Data entries:
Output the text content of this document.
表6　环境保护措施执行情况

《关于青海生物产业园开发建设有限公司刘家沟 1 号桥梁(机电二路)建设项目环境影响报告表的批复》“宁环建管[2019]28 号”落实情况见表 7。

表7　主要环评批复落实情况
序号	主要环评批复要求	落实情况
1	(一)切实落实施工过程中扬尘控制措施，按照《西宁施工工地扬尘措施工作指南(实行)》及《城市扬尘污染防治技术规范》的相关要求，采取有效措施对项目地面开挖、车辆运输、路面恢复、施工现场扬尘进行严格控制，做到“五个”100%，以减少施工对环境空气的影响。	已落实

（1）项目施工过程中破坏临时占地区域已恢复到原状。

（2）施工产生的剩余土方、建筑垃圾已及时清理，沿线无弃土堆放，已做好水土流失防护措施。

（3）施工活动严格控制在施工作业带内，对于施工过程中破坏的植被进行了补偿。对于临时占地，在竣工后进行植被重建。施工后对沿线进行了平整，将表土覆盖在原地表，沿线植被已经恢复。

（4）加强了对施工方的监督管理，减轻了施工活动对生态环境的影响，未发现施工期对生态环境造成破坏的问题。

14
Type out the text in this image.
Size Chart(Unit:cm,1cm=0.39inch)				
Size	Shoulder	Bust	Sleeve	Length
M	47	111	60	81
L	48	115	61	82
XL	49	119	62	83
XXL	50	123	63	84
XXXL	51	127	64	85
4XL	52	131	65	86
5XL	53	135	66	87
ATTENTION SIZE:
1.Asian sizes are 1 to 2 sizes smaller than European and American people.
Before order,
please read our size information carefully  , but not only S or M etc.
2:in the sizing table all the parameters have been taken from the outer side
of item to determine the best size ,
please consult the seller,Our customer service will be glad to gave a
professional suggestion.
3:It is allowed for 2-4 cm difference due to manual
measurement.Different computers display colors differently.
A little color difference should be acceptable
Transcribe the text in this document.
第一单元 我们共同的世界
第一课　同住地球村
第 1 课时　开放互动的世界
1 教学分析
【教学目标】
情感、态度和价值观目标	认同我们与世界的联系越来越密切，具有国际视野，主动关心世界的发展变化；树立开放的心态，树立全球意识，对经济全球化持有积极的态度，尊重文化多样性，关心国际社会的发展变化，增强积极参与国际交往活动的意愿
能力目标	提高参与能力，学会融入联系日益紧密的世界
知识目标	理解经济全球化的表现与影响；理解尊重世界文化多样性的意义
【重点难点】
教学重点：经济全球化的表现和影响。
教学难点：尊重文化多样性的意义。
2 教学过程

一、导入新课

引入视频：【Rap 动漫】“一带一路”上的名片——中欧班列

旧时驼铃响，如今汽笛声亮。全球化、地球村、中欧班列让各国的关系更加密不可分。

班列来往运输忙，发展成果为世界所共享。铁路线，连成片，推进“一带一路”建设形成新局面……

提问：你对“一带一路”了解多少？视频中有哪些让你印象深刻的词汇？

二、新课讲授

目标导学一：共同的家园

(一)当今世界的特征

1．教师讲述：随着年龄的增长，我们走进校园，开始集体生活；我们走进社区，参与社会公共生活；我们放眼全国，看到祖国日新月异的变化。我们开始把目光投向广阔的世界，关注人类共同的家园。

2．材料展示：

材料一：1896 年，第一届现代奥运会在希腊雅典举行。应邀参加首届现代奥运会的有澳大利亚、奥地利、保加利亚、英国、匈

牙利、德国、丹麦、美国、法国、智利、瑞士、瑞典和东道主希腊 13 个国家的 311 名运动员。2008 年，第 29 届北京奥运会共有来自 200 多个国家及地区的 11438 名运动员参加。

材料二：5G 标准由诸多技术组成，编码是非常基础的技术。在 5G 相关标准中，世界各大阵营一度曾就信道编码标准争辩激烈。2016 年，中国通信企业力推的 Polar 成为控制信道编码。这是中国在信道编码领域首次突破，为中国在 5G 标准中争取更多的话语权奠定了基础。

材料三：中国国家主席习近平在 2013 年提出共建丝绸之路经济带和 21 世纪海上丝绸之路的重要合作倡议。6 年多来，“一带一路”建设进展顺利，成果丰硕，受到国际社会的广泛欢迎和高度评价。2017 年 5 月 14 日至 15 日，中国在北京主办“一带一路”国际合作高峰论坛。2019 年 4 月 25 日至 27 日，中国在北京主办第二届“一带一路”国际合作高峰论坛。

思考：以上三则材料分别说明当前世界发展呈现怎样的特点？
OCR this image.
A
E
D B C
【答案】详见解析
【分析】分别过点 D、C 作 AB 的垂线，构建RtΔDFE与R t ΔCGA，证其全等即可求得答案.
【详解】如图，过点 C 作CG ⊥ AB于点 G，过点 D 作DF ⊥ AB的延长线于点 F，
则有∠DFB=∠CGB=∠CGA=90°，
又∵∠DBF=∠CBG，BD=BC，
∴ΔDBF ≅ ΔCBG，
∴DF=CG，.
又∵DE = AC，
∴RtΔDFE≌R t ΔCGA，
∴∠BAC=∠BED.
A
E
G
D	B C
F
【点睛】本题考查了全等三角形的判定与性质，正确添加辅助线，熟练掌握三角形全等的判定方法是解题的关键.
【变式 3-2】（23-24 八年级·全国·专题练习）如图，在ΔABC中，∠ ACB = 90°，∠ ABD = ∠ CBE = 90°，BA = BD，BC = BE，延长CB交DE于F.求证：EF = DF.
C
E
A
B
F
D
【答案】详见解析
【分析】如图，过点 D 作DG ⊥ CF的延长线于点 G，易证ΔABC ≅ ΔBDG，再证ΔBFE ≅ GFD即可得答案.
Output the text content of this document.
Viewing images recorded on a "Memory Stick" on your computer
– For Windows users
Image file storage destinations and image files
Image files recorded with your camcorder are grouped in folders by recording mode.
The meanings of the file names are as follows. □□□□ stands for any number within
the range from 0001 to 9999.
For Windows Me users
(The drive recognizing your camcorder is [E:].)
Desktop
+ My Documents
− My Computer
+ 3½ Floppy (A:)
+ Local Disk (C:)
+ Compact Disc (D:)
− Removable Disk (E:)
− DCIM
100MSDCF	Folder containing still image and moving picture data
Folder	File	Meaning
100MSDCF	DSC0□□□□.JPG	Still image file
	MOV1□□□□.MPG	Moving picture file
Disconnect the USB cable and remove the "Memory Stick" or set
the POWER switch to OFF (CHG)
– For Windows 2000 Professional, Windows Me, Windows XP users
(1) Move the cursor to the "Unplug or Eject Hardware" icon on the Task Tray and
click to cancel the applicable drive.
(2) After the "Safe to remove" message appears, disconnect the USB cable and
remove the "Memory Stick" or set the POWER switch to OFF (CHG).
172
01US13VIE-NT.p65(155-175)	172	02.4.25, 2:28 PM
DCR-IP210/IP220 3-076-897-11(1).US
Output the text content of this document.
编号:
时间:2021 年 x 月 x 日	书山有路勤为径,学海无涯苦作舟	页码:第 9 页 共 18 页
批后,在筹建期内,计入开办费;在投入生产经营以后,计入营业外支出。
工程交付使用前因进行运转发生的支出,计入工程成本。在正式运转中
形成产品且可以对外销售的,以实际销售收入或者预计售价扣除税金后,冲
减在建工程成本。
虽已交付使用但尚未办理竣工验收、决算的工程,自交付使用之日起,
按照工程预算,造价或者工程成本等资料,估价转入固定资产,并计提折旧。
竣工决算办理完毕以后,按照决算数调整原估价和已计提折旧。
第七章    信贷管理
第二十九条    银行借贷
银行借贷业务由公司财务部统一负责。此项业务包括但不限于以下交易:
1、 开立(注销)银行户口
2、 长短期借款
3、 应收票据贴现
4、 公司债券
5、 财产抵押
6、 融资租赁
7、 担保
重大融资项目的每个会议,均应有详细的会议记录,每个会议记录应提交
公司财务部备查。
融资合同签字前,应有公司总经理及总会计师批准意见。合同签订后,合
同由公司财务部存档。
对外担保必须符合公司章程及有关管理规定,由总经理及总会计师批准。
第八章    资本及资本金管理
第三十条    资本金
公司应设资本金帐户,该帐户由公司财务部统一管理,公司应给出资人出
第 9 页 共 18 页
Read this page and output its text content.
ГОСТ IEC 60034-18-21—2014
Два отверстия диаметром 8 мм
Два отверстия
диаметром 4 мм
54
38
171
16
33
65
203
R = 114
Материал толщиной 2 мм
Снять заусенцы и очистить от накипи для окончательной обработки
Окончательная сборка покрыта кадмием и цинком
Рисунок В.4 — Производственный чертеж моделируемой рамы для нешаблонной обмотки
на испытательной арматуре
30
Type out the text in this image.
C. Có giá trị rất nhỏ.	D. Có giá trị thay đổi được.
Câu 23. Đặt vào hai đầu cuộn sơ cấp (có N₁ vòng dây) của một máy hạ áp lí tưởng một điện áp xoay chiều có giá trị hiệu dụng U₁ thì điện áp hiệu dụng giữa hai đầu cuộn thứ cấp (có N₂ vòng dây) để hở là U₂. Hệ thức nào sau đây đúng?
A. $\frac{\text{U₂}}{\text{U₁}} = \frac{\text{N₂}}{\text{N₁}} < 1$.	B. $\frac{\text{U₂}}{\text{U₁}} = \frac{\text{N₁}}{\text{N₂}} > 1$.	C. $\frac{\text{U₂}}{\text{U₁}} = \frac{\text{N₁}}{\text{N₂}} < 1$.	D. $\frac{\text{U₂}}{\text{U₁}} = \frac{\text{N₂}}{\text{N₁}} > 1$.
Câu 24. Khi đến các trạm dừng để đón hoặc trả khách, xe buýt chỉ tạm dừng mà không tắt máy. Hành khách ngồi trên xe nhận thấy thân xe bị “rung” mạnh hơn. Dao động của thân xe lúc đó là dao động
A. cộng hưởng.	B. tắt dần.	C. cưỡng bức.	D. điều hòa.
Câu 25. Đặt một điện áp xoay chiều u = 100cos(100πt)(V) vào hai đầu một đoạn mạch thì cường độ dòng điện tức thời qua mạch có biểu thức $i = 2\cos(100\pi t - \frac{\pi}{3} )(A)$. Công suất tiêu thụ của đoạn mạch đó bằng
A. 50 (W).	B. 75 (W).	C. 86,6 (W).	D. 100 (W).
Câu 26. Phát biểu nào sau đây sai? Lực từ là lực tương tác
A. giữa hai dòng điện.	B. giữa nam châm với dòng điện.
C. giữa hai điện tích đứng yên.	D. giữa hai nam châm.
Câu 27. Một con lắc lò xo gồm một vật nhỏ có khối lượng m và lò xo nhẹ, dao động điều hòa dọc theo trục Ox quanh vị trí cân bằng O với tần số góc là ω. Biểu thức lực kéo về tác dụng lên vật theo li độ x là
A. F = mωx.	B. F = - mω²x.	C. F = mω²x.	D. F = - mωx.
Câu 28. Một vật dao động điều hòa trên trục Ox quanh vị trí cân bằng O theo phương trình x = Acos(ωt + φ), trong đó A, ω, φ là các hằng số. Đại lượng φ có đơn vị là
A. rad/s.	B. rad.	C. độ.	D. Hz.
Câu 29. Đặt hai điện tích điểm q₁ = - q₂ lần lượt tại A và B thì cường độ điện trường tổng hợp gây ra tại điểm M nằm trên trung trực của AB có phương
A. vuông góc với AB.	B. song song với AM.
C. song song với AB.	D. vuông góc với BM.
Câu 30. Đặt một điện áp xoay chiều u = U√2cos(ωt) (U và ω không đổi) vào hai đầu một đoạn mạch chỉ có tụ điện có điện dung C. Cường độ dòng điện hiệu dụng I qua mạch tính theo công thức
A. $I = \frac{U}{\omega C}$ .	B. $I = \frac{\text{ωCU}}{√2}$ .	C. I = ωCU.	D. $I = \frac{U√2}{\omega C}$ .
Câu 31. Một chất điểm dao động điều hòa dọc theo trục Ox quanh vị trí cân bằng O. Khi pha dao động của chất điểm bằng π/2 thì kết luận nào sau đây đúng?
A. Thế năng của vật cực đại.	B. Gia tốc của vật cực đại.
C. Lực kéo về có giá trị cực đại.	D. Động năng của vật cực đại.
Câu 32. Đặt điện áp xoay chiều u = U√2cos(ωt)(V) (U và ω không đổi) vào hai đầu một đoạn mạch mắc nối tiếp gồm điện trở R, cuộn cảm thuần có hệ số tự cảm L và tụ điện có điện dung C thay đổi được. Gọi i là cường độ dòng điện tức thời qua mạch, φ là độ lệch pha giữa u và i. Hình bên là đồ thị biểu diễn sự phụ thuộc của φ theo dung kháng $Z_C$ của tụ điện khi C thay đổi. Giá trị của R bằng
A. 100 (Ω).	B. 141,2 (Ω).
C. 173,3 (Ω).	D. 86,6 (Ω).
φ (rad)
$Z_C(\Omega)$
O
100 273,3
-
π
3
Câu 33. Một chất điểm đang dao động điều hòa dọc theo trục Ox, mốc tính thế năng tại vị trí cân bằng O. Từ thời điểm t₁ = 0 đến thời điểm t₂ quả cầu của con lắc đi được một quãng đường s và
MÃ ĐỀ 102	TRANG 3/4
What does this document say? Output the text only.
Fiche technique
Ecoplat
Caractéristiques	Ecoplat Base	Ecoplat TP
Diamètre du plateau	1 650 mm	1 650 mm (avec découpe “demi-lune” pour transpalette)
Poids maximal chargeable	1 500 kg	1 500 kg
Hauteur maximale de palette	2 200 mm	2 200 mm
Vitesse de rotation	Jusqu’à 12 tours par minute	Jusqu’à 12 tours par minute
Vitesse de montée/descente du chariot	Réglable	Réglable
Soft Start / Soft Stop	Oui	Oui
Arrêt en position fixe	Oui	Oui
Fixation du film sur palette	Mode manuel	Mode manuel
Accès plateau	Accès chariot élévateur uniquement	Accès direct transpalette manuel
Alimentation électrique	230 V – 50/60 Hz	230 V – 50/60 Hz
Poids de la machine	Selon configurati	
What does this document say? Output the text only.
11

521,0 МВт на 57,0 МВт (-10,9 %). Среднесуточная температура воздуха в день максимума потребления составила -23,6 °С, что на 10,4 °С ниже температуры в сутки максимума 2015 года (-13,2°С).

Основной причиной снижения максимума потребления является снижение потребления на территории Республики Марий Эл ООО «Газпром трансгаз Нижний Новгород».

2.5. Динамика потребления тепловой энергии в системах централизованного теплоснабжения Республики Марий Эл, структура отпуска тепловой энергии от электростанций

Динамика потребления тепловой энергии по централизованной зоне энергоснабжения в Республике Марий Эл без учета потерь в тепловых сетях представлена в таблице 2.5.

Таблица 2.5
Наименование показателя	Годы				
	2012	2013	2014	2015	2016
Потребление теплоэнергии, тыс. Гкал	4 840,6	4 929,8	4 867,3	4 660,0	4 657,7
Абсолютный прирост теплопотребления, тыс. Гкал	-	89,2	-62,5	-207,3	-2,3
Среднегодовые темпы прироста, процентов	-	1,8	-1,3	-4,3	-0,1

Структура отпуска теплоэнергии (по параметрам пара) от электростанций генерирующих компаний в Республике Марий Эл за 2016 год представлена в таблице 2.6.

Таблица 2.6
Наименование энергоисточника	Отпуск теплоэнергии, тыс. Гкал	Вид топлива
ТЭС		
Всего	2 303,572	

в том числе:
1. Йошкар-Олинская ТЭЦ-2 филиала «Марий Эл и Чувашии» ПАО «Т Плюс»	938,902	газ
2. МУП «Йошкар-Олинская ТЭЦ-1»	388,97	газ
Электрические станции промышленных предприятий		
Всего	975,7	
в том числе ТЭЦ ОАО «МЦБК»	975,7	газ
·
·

- THE EXERCISE: Identify and copy lines that hold the string "一带一路".

- FINAL RESULT:
引入视频：【Rap 动漫】“一带一路”上的名片——中欧班列
班列来往运输忙，发展成果为世界所共享。铁路线，连成片，推进“一带一路”建设形成新局面……
提问：你对“一带一路”了解多少？视频中有哪些让你印象深刻的词汇？
材料三：中国国家主席习近平在 2013 年提出共建丝绸之路经济带和 21 世纪海上丝绸之路的重要合作倡议。6 年多来，“一带一路”建设进展顺利，成果丰硕，受到国际社会的广泛欢迎和高度评价。2017 年 5 月 14 日至 15 日，中国在北京主办“一带一路”国际合作高峰论坛。2019 年 4 月 25 日至 27 日，中国在北京主办第二届“一带一路”国际合作高峰论坛。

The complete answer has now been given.